▸ **AIM OF THE TASK**:
Would you transcribe the whole listing exactly, minus its pictures?

▸ **Data entries for graphics**:
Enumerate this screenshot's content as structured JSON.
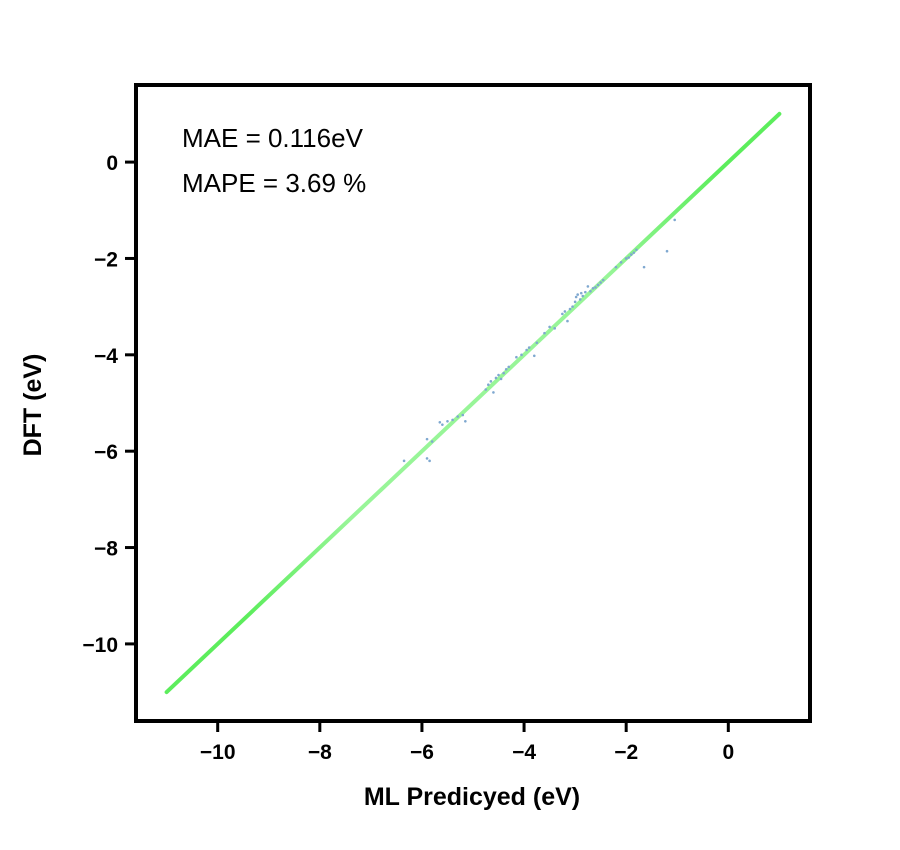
{
  "chart_data": {
    "type": "scatter",
    "title": "",
    "xlabel": "ML Predicyed (eV)",
    "ylabel": "DFT (eV)",
    "xlim": [
      -11.6,
      1.6
    ],
    "ylim": [
      -11.6,
      1.6
    ],
    "x_ticks": [
      -10,
      -8,
      -6,
      -4,
      -2,
      0
    ],
    "y_ticks": [
      -10,
      -8,
      -6,
      -4,
      -2,
      0
    ],
    "x_tick_labels": [
      "−10",
      "−8",
      "−6",
      "−4",
      "−2",
      "0"
    ],
    "y_tick_labels": [
      "−10",
      "−8",
      "−6",
      "−4",
      "−2",
      "0"
    ],
    "grid": false,
    "annotations": [
      "MAE = 0.116eV",
      "MAPE = 3.69 %"
    ],
    "reference_line": {
      "x": [
        -11,
        1
      ],
      "y": [
        -11,
        1
      ],
      "color": "#5ced5c",
      "center_color": "#98f598"
    },
    "point_color": "#7fa8d0",
    "series": [
      {
        "points": [
          [
            -6.35,
            -6.2
          ],
          [
            -5.9,
            -6.15
          ],
          [
            -5.85,
            -6.2
          ],
          [
            -5.9,
            -5.75
          ],
          [
            -5.8,
            -5.8
          ],
          [
            -5.65,
            -5.4
          ],
          [
            -5.5,
            -5.38
          ],
          [
            -5.4,
            -5.35
          ],
          [
            -5.3,
            -5.28
          ],
          [
            -5.2,
            -5.25
          ],
          [
            -5.15,
            -5.38
          ],
          [
            -5.6,
            -5.45
          ],
          [
            -4.75,
            -4.72
          ],
          [
            -4.7,
            -4.62
          ],
          [
            -4.65,
            -4.55
          ],
          [
            -4.6,
            -4.78
          ],
          [
            -4.55,
            -4.48
          ],
          [
            -4.5,
            -4.42
          ],
          [
            -4.45,
            -4.5
          ],
          [
            -4.4,
            -4.38
          ],
          [
            -4.35,
            -4.3
          ],
          [
            -4.3,
            -4.25
          ],
          [
            -4.15,
            -4.05
          ],
          [
            -4.05,
            -4.0
          ],
          [
            -3.95,
            -3.9
          ],
          [
            -3.9,
            -3.85
          ],
          [
            -3.8,
            -4.02
          ],
          [
            -3.75,
            -3.75
          ],
          [
            -3.6,
            -3.55
          ],
          [
            -3.5,
            -3.42
          ],
          [
            -3.4,
            -3.45
          ],
          [
            -3.25,
            -3.15
          ],
          [
            -3.2,
            -3.1
          ],
          [
            -3.15,
            -3.3
          ],
          [
            -3.1,
            -3.05
          ],
          [
            -3.05,
            -3.0
          ],
          [
            -3.0,
            -2.9
          ],
          [
            -2.98,
            -2.8
          ],
          [
            -2.95,
            -2.75
          ],
          [
            -2.9,
            -2.85
          ],
          [
            -2.88,
            -2.72
          ],
          [
            -2.85,
            -2.78
          ],
          [
            -2.8,
            -2.7
          ],
          [
            -2.75,
            -2.58
          ],
          [
            -2.7,
            -2.68
          ],
          [
            -2.65,
            -2.62
          ],
          [
            -2.6,
            -2.6
          ],
          [
            -2.55,
            -2.55
          ],
          [
            -2.5,
            -2.5
          ],
          [
            -2.45,
            -2.45
          ],
          [
            -2.2,
            -2.18
          ],
          [
            -2.1,
            -2.08
          ],
          [
            -2.0,
            -2.0
          ],
          [
            -1.95,
            -1.98
          ],
          [
            -1.9,
            -1.92
          ],
          [
            -1.85,
            -1.88
          ],
          [
            -1.8,
            -1.82
          ],
          [
            -1.65,
            -2.18
          ],
          [
            -1.2,
            -1.85
          ],
          [
            -1.05,
            -1.2
          ]
        ]
      }
    ]
  }
}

▸ **TASK ANSWER**:
Enumerate this screenshot's content as structured JSON.
{
  "chart_data": {
    "type": "scatter",
    "title": "",
    "xlabel": "ML Predicyed (eV)",
    "ylabel": "DFT (eV)",
    "xlim": [
      -11.6,
      1.6
    ],
    "ylim": [
      -11.6,
      1.6
    ],
    "x_ticks": [
      -10,
      -8,
      -6,
      -4,
      -2,
      0
    ],
    "y_ticks": [
      -10,
      -8,
      -6,
      -4,
      -2,
      0
    ],
    "x_tick_labels": [
      "−10",
      "−8",
      "−6",
      "−4",
      "−2",
      "0"
    ],
    "y_tick_labels": [
      "−10",
      "−8",
      "−6",
      "−4",
      "−2",
      "0"
    ],
    "grid": false,
    "annotations": [
      "MAE = 0.116eV",
      "MAPE = 3.69 %"
    ],
    "reference_line": {
      "x": [
        -11,
        1
      ],
      "y": [
        -11,
        1
      ],
      "color": "#5ced5c",
      "center_color": "#98f598"
    },
    "point_color": "#7fa8d0",
    "series": [
      {
        "points": [
          [
            -6.35,
            -6.2
          ],
          [
            -5.9,
            -6.15
          ],
          [
            -5.85,
            -6.2
          ],
          [
            -5.9,
            -5.75
          ],
          [
            -5.8,
            -5.8
          ],
          [
            -5.65,
            -5.4
          ],
          [
            -5.5,
            -5.38
          ],
          [
            -5.4,
            -5.35
          ],
          [
            -5.3,
            -5.28
          ],
          [
            -5.2,
            -5.25
          ],
          [
            -5.15,
            -5.38
          ],
          [
            -5.6,
            -5.45
          ],
          [
            -4.75,
            -4.72
          ],
          [
            -4.7,
            -4.62
          ],
          [
            -4.65,
            -4.55
          ],
          [
            -4.6,
            -4.78
          ],
          [
            -4.55,
            -4.48
          ],
          [
            -4.5,
            -4.42
          ],
          [
            -4.45,
            -4.5
          ],
          [
            -4.4,
            -4.38
          ],
          [
            -4.35,
            -4.3
          ],
          [
            -4.3,
            -4.25
          ],
          [
            -4.15,
            -4.05
          ],
          [
            -4.05,
            -4.0
          ],
          [
            -3.95,
            -3.9
          ],
          [
            -3.9,
            -3.85
          ],
          [
            -3.8,
            -4.02
          ],
          [
            -3.75,
            -3.75
          ],
          [
            -3.6,
            -3.55
          ],
          [
            -3.5,
            -3.42
          ],
          [
            -3.4,
            -3.45
          ],
          [
            -3.25,
            -3.15
          ],
          [
            -3.2,
            -3.1
          ],
          [
            -3.15,
            -3.3
          ],
          [
            -3.1,
            -3.05
          ],
          [
            -3.05,
            -3.0
          ],
          [
            -3.0,
            -2.9
          ],
          [
            -2.98,
            -2.8
          ],
          [
            -2.95,
            -2.75
          ],
          [
            -2.9,
            -2.85
          ],
          [
            -2.88,
            -2.72
          ],
          [
            -2.85,
            -2.78
          ],
          [
            -2.8,
            -2.7
          ],
          [
            -2.75,
            -2.58
          ],
          [
            -2.7,
            -2.68
          ],
          [
            -2.65,
            -2.62
          ],
          [
            -2.6,
            -2.6
          ],
          [
            -2.55,
            -2.55
          ],
          [
            -2.5,
            -2.5
          ],
          [
            -2.45,
            -2.45
          ],
          [
            -2.2,
            -2.18
          ],
          [
            -2.1,
            -2.08
          ],
          [
            -2.0,
            -2.0
          ],
          [
            -1.95,
            -1.98
          ],
          [
            -1.9,
            -1.92
          ],
          [
            -1.85,
            -1.88
          ],
          [
            -1.8,
            -1.82
          ],
          [
            -1.65,
            -2.18
          ],
          [
            -1.2,
            -1.85
          ],
          [
            -1.05,
            -1.2
          ]
        ]
      }
    ]
  }
}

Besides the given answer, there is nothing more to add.